(Dataset items)
━━━━

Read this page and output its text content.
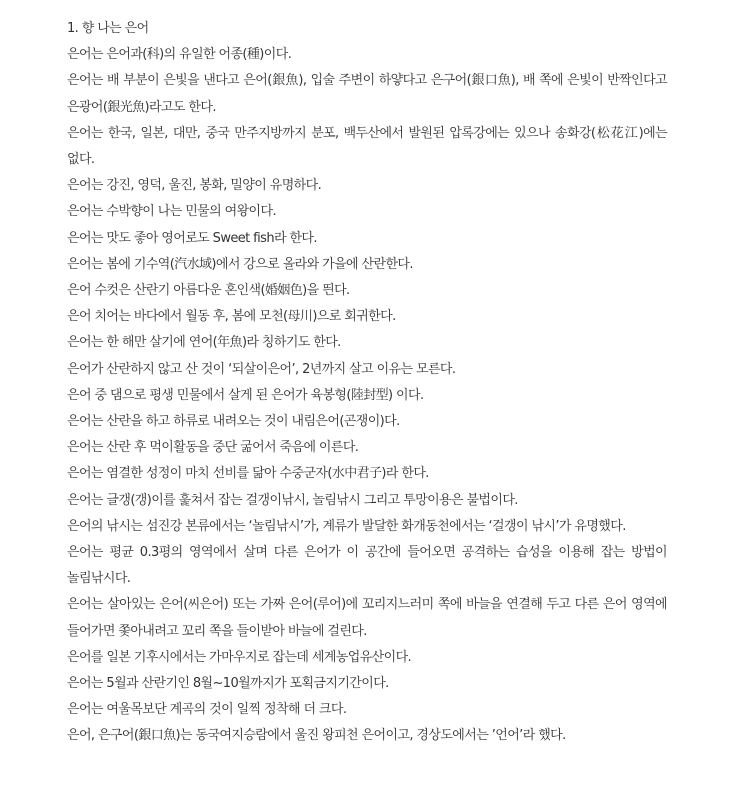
1. 향 나는 은어

은어는 은어과(科)의 유일한 어종(種)이다.

은어는 배 부분이 은빛을 낸다고 은어(銀魚), 입술 주변이 하얗다고 은구어(銀口魚), 배 쪽에 은빛이 반짝인다고 은광어(銀光魚)라고도 한다.

은어는 한국, 일본, 대만, 중국 만주지방까지 분포, 백두산에서 발원된 압록강에는 있으나 송화강(松花江)에는 없다.

은어는 강진, 영덕, 울진, 봉화, 밀양이 유명하다.

은어는 수박향이 나는 민물의 여왕이다.

은어는 맛도 좋아 영어로도 Sweet fish라 한다.

은어는 봄에 기수역(汽水域)에서 강으로 올라와 가을에 산란한다.

은어 수컷은 산란기 아름다운 혼인색(婚姻色)을 띈다.

은어 치어는 바다에서 월동 후, 봄에 모천(母川)으로 회귀한다.

은어는 한 해만 살기에 연어(年魚)라 칭하기도 한다.

은어가 산란하지 않고 산 것이 ‘되살이은어’, 2년까지 살고 이유는 모른다.

은어 중 댐으로 평생 민물에서 살게 된 은어가 육봉형(陸封型) 이다.

은어는 산란을 하고 하류로 내려오는 것이 내림은어(곤쟁이)다.

은어는 산란 후 먹이활동을 중단 굶어서 죽음에 이른다.

은어는 염결한 성정이 마치 선비를 닮아 수중군자(水中君子)라 한다.

은어는 글갱(갱)이를 훑쳐서 잡는 걸갱이낚시, 놀림낚시 그리고 투망이용은 불법이다.

은어의 낚시는 섬진강 본류에서는 ‘놀림낚시’가, 계류가 발달한 화개동천에서는 ‘걸갱이 낚시’가 유명했다.

은어는 평균 0.3평의 영역에서 살며 다른 은어가 이 공간에 들어오면 공격하는 습성을 이용해 잡는 방법이 놀림낚시다.

은어는 살아있는 은어(씨은어) 또는 가짜 은어(루어)에 꼬리지느러미 쪽에 바늘을 연결해 두고 다른 은어 영역에 들어가면 쫓아내려고 꼬리 쪽을 들이받아 바늘에 걸린다.

은어를 일본 기후시에서는 가마우지로 잡는데 세계농업유산이다.

은어는 5월과 산란기인 8월~10월까지가 포획금지기간이다.

은어는 여울목보단 계곡의 것이 일찍 정착해 더 크다.

은어, 은구어(銀口魚)는 동국여지승람에서 울진 왕피천 은어이고, 경상도에서는 ’언어’라 했다.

━━━━

WHAT THE EXERCISE ASKS:
Ignore the images and quote every line of the listing exactly.

WRITTEN RESPONSE:
Read this page and output its text content.
1. 향 나는 은어

은어는 은어과(科)의 유일한 어종(種)이다.

은어는 배 부분이 은빛을 낸다고 은어(銀魚), 입술 주변이 하얗다고 은구어(銀口魚), 배 쪽에 은빛이 반짝인다고 은광어(銀光魚)라고도 한다.

은어는 한국, 일본, 대만, 중국 만주지방까지 분포, 백두산에서 발원된 압록강에는 있으나 송화강(松花江)에는 없다.

은어는 강진, 영덕, 울진, 봉화, 밀양이 유명하다.

은어는 수박향이 나는 민물의 여왕이다.

은어는 맛도 좋아 영어로도 Sweet fish라 한다.

은어는 봄에 기수역(汽水域)에서 강으로 올라와 가을에 산란한다.

은어 수컷은 산란기 아름다운 혼인색(婚姻色)을 띈다.

은어 치어는 바다에서 월동 후, 봄에 모천(母川)으로 회귀한다.

은어는 한 해만 살기에 연어(年魚)라 칭하기도 한다.

은어가 산란하지 않고 산 것이 ‘되살이은어’, 2년까지 살고 이유는 모른다.

은어 중 댐으로 평생 민물에서 살게 된 은어가 육봉형(陸封型) 이다.

은어는 산란을 하고 하류로 내려오는 것이 내림은어(곤쟁이)다.

은어는 산란 후 먹이활동을 중단 굶어서 죽음에 이른다.

은어는 염결한 성정이 마치 선비를 닮아 수중군자(水中君子)라 한다.

은어는 글갱(갱)이를 훑쳐서 잡는 걸갱이낚시, 놀림낚시 그리고 투망이용은 불법이다.

은어의 낚시는 섬진강 본류에서는 ‘놀림낚시’가, 계류가 발달한 화개동천에서는 ‘걸갱이 낚시’가 유명했다.

은어는 평균 0.3평의 영역에서 살며 다른 은어가 이 공간에 들어오면 공격하는 습성을 이용해 잡는 방법이 놀림낚시다.

은어는 살아있는 은어(씨은어) 또는 가짜 은어(루어)에 꼬리지느러미 쪽에 바늘을 연결해 두고 다른 은어 영역에 들어가면 쫓아내려고 꼬리 쪽을 들이받아 바늘에 걸린다.

은어를 일본 기후시에서는 가마우지로 잡는데 세계농업유산이다.

은어는 5월과 산란기인 8월~10월까지가 포획금지기간이다.

은어는 여울목보단 계곡의 것이 일찍 정착해 더 크다.

은어, 은구어(銀口魚)는 동국여지승람에서 울진 왕피천 은어이고, 경상도에서는 ’언어’라 했다.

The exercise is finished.